- EXERCISE INPUTS:
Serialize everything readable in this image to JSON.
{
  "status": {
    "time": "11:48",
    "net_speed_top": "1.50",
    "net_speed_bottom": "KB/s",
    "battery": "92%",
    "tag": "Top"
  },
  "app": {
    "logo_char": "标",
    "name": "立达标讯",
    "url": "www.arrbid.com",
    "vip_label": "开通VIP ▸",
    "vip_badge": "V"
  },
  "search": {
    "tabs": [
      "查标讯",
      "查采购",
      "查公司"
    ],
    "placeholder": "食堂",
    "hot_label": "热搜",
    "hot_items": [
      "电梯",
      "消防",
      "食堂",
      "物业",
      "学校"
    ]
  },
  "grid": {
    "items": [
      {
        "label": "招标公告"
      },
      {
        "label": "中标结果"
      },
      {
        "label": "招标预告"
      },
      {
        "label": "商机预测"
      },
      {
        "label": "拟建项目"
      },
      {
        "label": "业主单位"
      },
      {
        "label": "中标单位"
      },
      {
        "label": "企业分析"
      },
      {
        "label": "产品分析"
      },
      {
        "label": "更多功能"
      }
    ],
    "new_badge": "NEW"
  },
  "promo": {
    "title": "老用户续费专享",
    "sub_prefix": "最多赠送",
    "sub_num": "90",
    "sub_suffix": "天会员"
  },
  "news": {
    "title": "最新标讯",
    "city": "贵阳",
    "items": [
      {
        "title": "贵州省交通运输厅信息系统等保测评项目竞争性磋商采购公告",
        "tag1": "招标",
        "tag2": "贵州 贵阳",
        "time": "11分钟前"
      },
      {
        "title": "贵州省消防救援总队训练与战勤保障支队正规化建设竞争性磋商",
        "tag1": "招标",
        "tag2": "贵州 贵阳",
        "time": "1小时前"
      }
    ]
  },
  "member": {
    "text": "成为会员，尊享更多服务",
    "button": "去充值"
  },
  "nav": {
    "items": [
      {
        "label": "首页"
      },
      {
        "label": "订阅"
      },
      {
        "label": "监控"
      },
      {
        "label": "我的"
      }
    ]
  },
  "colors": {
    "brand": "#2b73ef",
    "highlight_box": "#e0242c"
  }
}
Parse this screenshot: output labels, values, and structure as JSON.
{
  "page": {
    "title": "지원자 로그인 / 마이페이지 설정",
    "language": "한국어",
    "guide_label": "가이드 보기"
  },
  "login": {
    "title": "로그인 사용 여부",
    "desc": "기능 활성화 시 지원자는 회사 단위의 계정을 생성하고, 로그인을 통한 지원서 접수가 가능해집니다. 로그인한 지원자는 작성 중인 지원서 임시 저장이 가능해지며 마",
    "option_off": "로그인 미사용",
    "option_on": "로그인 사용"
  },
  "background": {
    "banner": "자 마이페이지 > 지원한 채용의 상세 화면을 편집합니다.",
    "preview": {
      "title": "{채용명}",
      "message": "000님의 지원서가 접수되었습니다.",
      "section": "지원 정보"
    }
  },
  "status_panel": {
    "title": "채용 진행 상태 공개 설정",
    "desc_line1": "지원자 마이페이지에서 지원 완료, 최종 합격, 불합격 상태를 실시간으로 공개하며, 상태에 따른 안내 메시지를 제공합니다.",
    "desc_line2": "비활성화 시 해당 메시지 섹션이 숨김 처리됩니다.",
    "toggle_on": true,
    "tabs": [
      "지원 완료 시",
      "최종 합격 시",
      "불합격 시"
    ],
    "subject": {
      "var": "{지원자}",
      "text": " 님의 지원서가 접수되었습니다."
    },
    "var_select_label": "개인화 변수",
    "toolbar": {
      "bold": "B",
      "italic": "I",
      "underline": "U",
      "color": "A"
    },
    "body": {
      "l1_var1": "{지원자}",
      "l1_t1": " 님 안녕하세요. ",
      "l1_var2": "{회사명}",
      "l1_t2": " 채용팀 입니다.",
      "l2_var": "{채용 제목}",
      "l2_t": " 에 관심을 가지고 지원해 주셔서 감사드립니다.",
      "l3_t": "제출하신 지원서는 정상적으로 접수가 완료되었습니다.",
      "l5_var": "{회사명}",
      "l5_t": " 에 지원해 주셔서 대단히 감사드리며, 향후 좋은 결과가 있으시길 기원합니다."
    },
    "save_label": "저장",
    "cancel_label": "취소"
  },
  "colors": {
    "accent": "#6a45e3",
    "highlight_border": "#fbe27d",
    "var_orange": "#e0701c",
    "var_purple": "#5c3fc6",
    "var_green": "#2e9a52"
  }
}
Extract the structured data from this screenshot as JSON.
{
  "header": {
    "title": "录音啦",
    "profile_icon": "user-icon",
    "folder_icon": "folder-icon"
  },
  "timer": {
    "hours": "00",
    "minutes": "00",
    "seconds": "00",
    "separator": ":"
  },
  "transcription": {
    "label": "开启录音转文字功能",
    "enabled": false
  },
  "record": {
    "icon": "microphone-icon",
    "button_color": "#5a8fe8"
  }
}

---

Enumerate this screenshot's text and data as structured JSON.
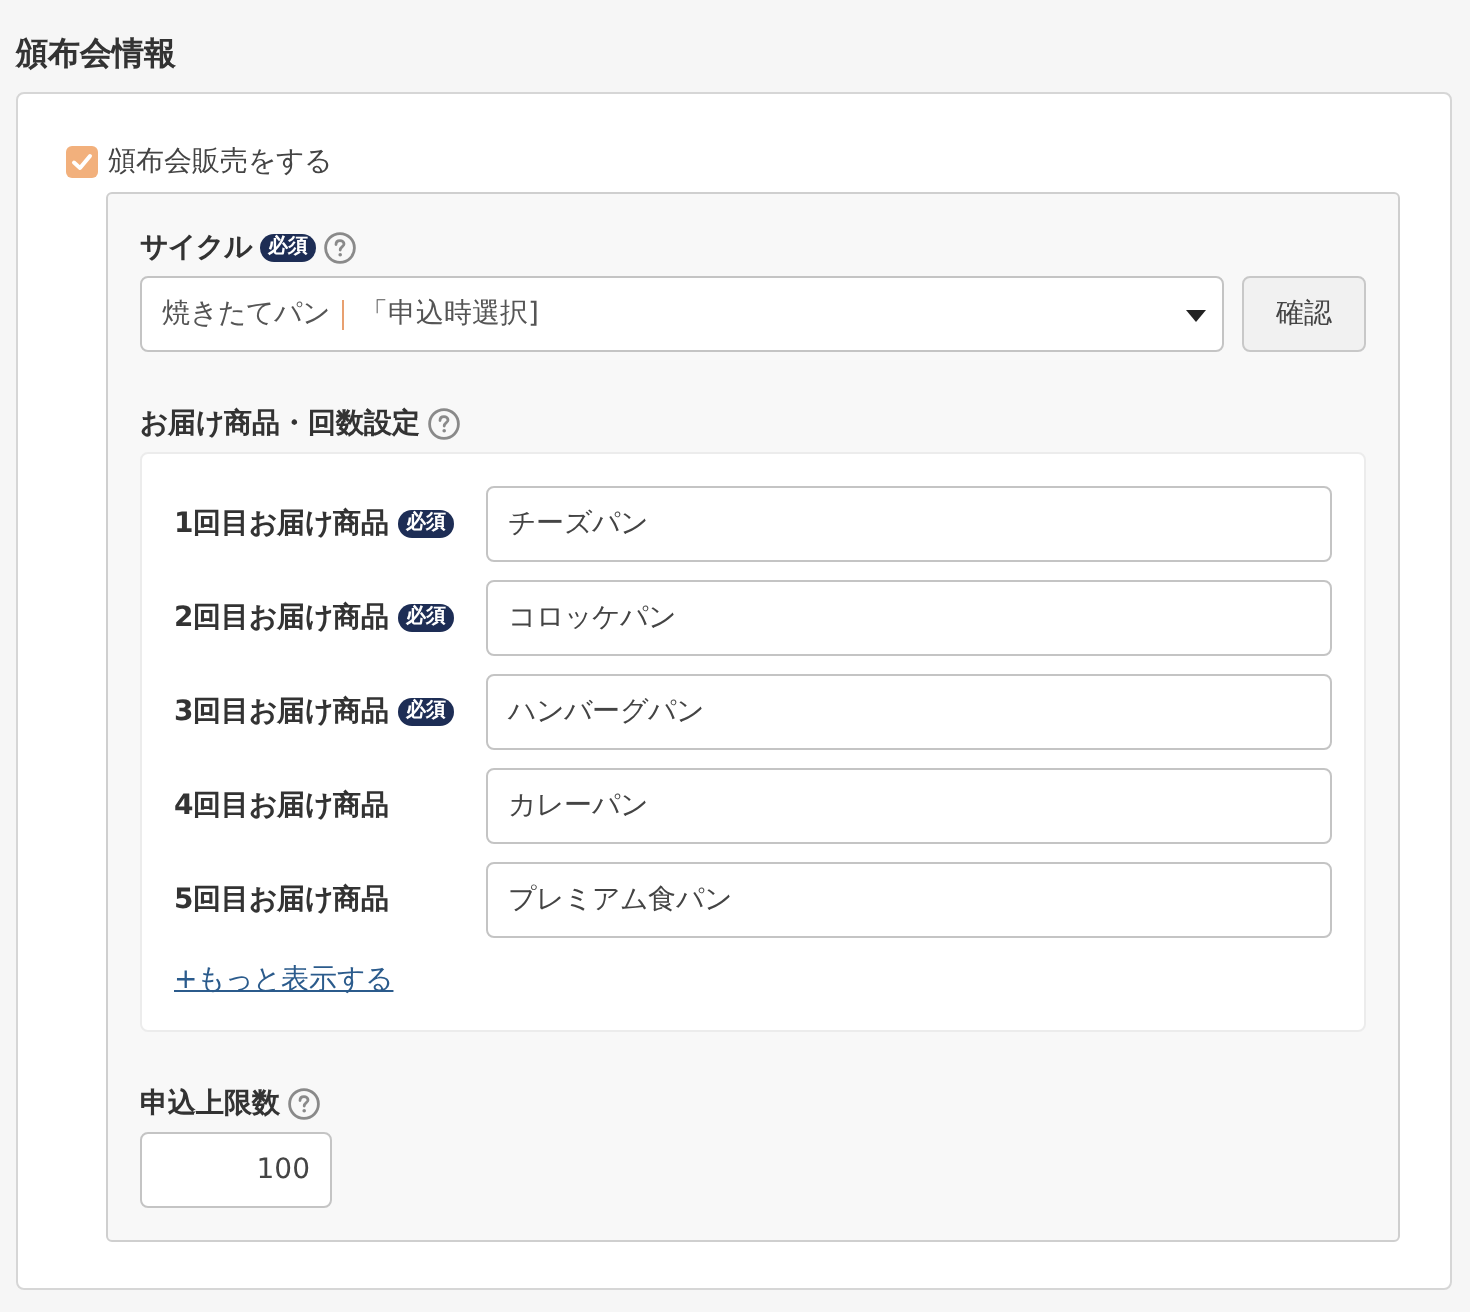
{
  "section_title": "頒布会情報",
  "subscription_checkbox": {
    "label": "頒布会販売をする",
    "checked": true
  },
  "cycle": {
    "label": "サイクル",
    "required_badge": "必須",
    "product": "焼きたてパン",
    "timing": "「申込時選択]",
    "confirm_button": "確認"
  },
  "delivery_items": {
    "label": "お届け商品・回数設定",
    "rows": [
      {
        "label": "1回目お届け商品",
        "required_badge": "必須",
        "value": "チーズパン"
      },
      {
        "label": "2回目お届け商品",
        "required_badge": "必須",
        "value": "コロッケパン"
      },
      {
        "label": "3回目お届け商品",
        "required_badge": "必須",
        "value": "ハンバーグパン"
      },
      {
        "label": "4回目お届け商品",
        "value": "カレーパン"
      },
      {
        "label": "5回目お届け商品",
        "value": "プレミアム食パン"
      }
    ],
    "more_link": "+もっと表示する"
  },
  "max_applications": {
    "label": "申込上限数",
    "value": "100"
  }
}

- WHAT IS BEING ASKED: Count the lines of the listing above that include the word "structured" and state the total with nothing else.

- RESULT OF THE EXERCISE: 2